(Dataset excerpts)
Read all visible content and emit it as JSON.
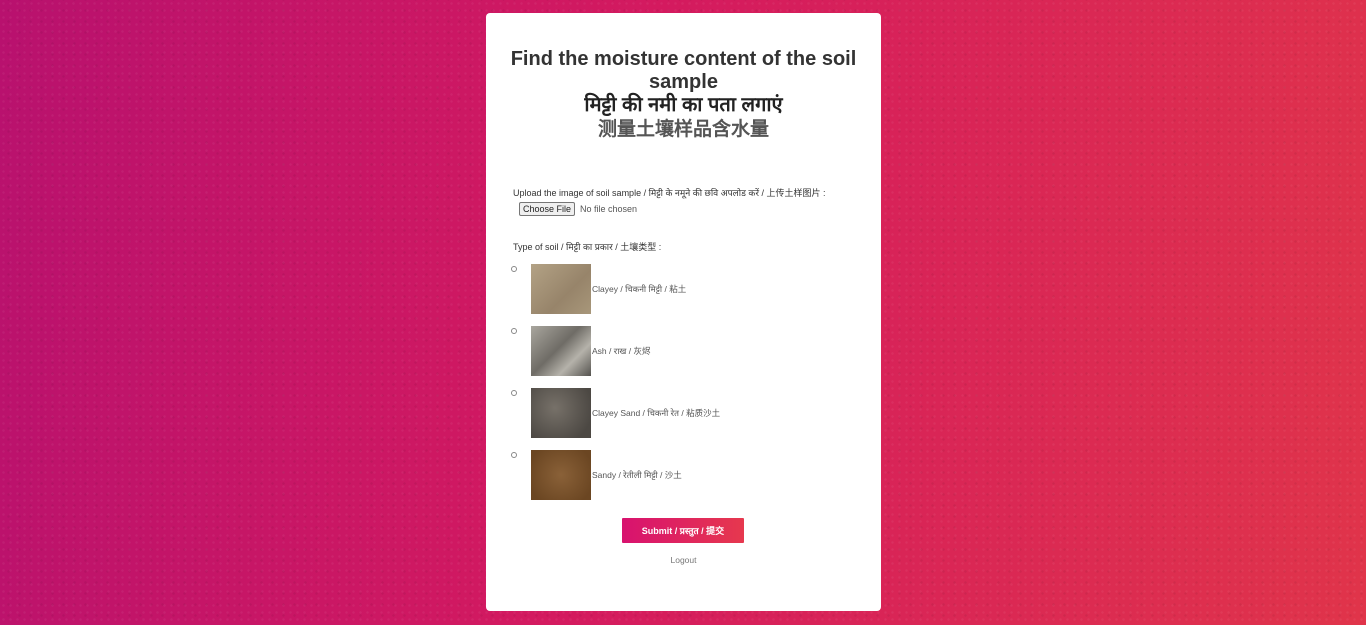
{
  "title": {
    "en": "Find the moisture content of the soil sample",
    "hi": "मिट्टी की नमी का पता लगाएं",
    "zh": "测量土壤样品含水量"
  },
  "upload": {
    "label": "Upload the image of soil sample / मिट्टी के नमूने की छवि अपलोड करें / 上传土样图片 :",
    "button_label": "Choose File",
    "status": "No file chosen"
  },
  "soil_type": {
    "label": "Type of soil / मिट्टी का प्रकार / 土壤类型 :",
    "options": [
      {
        "label": "Clayey / चिकनी मिट्टी / 粘土",
        "color": "#a08e70"
      },
      {
        "label": "Ash / राख / 灰烬",
        "color": "#8c8880"
      },
      {
        "label": "Clayey Sand / चिकनी रेत / 粘质沙土",
        "color": "#5e5953"
      },
      {
        "label": "Sandy / रेतीली मिट्टी / 沙土",
        "color": "#7a5330"
      }
    ]
  },
  "submit_label": "Submit / प्रस्तुत / 提交",
  "logout_label": "Logout"
}
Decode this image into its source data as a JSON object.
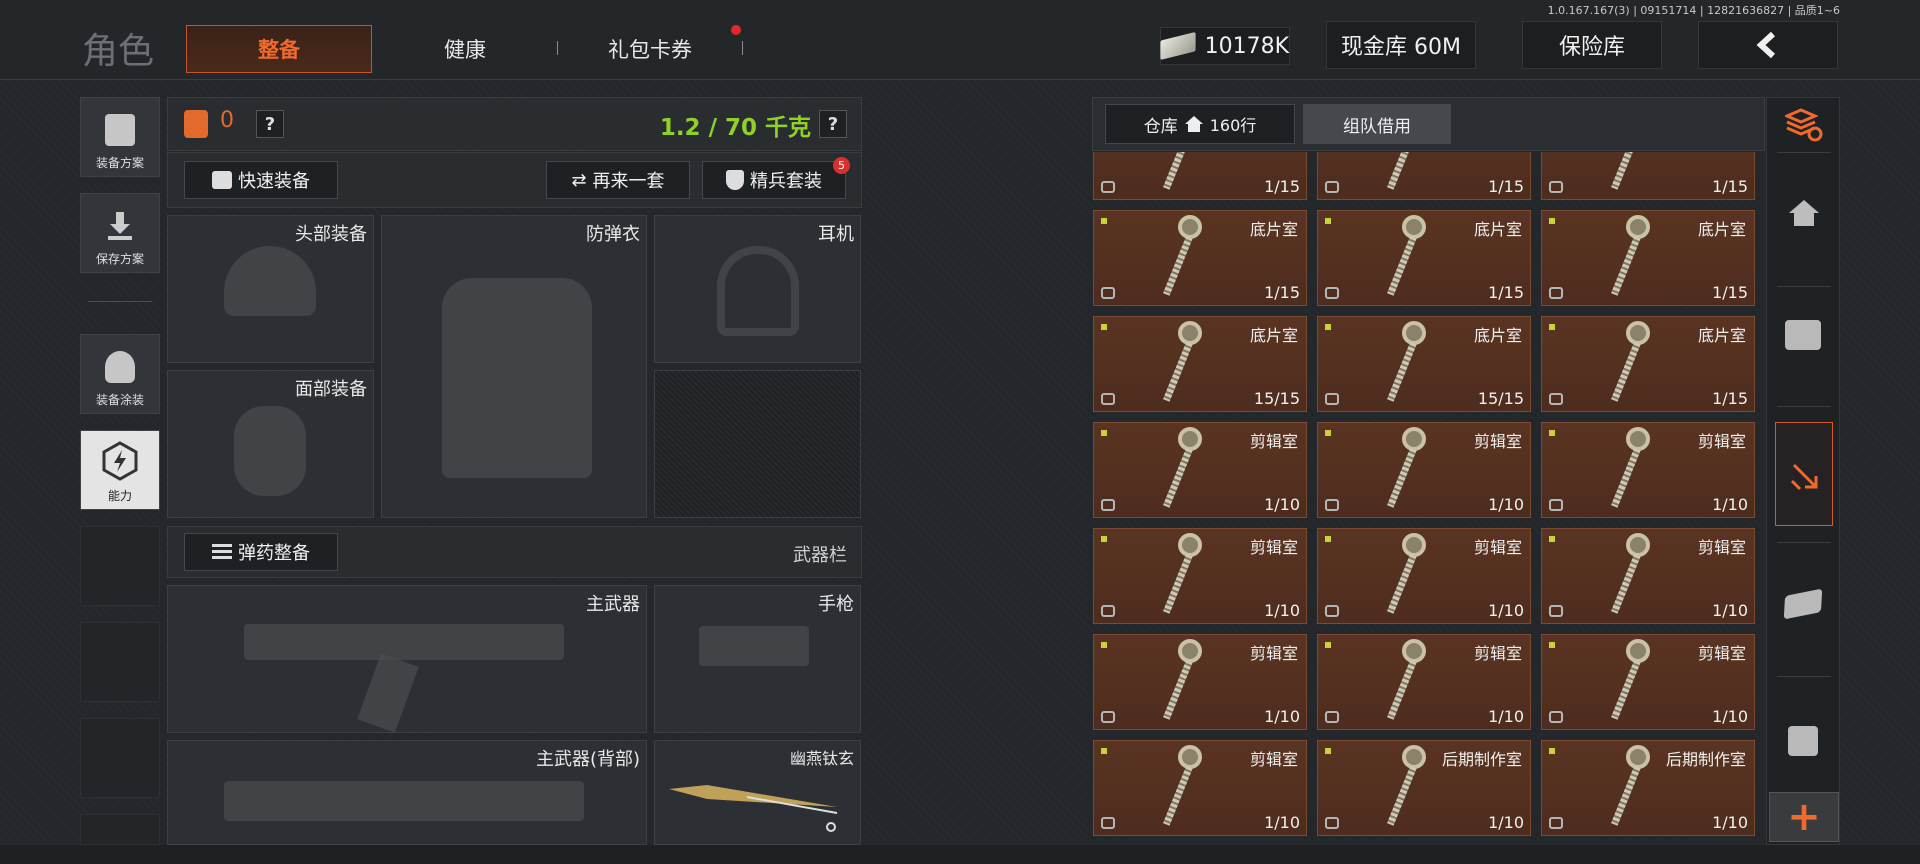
{
  "build_info": "1.0.167.167(3) | 09151714 | 12821636827 | 品质1~6",
  "header": {
    "title": "角色",
    "tabs": [
      {
        "label": "整备",
        "active": true
      },
      {
        "label": "健康"
      },
      {
        "label": "礼包卡券",
        "notify": true
      }
    ],
    "currency": "10178K",
    "cash_vault": "现金库 60M",
    "safe_vault": "保险库",
    "back_icon": "chevron-left-icon"
  },
  "side_nav": [
    {
      "label": "装备方案",
      "icon": "vest-icon"
    },
    {
      "label": "保存方案",
      "icon": "download-icon"
    },
    {
      "label": "装备涂装",
      "icon": "helmet-paint-icon"
    },
    {
      "label": "能力",
      "icon": "hex-lightning-icon",
      "active": true
    }
  ],
  "loadout": {
    "armor_count": "0",
    "help": "?",
    "weight": "1.2 / 70 千克",
    "quick_equip": "快速装备",
    "again": "再来一套",
    "elite": "精兵套装",
    "elite_badge": "5",
    "slots": {
      "head": "头部装备",
      "vest": "防弹衣",
      "headset": "耳机",
      "face": "面部装备"
    },
    "ammo_btn": "弹药整备",
    "weapons_label": "武器栏",
    "weapons": {
      "primary": "主武器",
      "pistol": "手枪",
      "primary_back": "主武器(背部)",
      "melee": "幽燕钛玄"
    }
  },
  "warehouse": {
    "tab_label": "仓库",
    "rows": "160行",
    "team_borrow": "组队借用",
    "items": [
      {
        "name": "",
        "count": "1/15"
      },
      {
        "name": "",
        "count": "1/15"
      },
      {
        "name": "",
        "count": "1/15"
      },
      {
        "name": "底片室",
        "count": "1/15"
      },
      {
        "name": "底片室",
        "count": "1/15"
      },
      {
        "name": "底片室",
        "count": "1/15"
      },
      {
        "name": "底片室",
        "count": "15/15"
      },
      {
        "name": "底片室",
        "count": "15/15"
      },
      {
        "name": "底片室",
        "count": "1/15"
      },
      {
        "name": "剪辑室",
        "count": "1/10"
      },
      {
        "name": "剪辑室",
        "count": "1/10"
      },
      {
        "name": "剪辑室",
        "count": "1/10"
      },
      {
        "name": "剪辑室",
        "count": "1/10"
      },
      {
        "name": "剪辑室",
        "count": "1/10"
      },
      {
        "name": "剪辑室",
        "count": "1/10"
      },
      {
        "name": "剪辑室",
        "count": "1/10"
      },
      {
        "name": "剪辑室",
        "count": "1/10"
      },
      {
        "name": "剪辑室",
        "count": "1/10"
      },
      {
        "name": "剪辑室",
        "count": "1/10"
      },
      {
        "name": "后期制作室",
        "count": "1/10"
      },
      {
        "name": "后期制作室",
        "count": "1/10"
      }
    ]
  },
  "right_rail": [
    {
      "icon": "stack-refresh-icon"
    },
    {
      "icon": "home-icon"
    },
    {
      "icon": "coins-icon"
    },
    {
      "icon": "sort-down-icon",
      "active": true
    },
    {
      "icon": "cash-icon"
    },
    {
      "icon": "box-icon"
    },
    {
      "icon": "plus-icon",
      "label": "+"
    }
  ],
  "colors": {
    "accent": "#f0692d",
    "weight": "#8fd128",
    "card": "#5a3422"
  }
}
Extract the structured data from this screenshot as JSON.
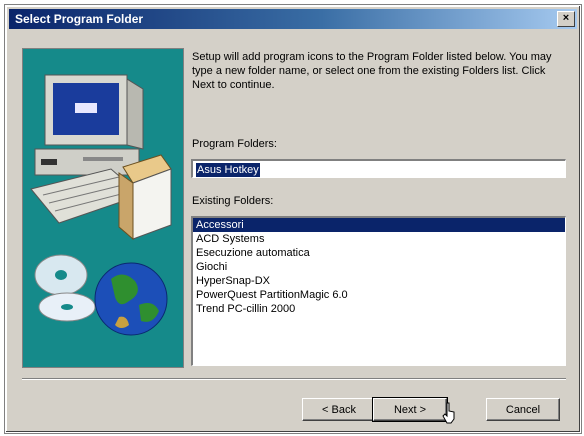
{
  "window": {
    "title": "Select Program Folder",
    "close_label": "×"
  },
  "description": "Setup will add program icons to the Program Folder listed below. You may type a new folder name, or select one from the existing Folders list. Click Next to continue.",
  "program_folders": {
    "label": "Program Folders:",
    "value": "Asus Hotkey"
  },
  "existing_folders": {
    "label": "Existing Folders:",
    "items": [
      {
        "label": "Accessori",
        "selected": true
      },
      {
        "label": "ACD Systems",
        "selected": false
      },
      {
        "label": "Esecuzione automatica",
        "selected": false
      },
      {
        "label": "Giochi",
        "selected": false
      },
      {
        "label": "HyperSnap-DX",
        "selected": false
      },
      {
        "label": "PowerQuest PartitionMagic 6.0",
        "selected": false
      },
      {
        "label": "Trend PC-cillin 2000",
        "selected": false
      }
    ]
  },
  "buttons": {
    "back": "< Back",
    "next": "Next >",
    "cancel": "Cancel"
  },
  "colors": {
    "title_bar": "#0a246a",
    "selection": "#0a246a",
    "art_background": "#158a8a",
    "dialog_face": "#d4d0c8"
  }
}
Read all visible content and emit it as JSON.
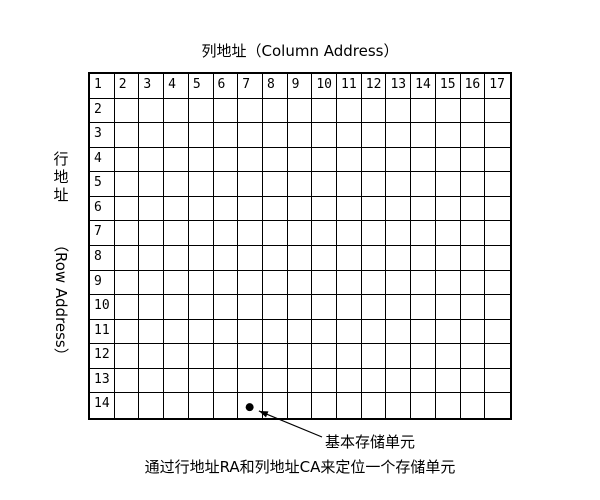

What to produce:
Please leave out the pictures while you copy exactly the lines from the one containing "Extract the structured" through the end of the records.

Solution for this exercise:
Extract the structured data from this screenshot as JSON.
{
  "window": {
    "title": "Select Program Folder",
    "close_label": "×"
  },
  "description": "Setup will add program icons to the Program Folder listed below. You may type a new folder name, or select one from the existing Folders list. Click Next to continue.",
  "program_folders": {
    "label": "Program Folders:",
    "value": "Asus Hotkey"
  },
  "existing_folders": {
    "label": "Existing Folders:",
    "items": [
      {
        "label": "Accessori",
        "selected": true
      },
      {
        "label": "ACD Systems",
        "selected": false
      },
      {
        "label": "Esecuzione automatica",
        "selected": false
      },
      {
        "label": "Giochi",
        "selected": false
      },
      {
        "label": "HyperSnap-DX",
        "selected": false
      },
      {
        "label": "PowerQuest PartitionMagic 6.0",
        "selected": false
      },
      {
        "label": "Trend PC-cillin 2000",
        "selected": false
      }
    ]
  },
  "buttons": {
    "back": "< Back",
    "next": "Next >",
    "cancel": "Cancel"
  },
  "colors": {
    "title_bar": "#0a246a",
    "selection": "#0a246a",
    "art_background": "#158a8a",
    "dialog_face": "#d4d0c8"
  }
}
Read all visible content and emit it as JSON.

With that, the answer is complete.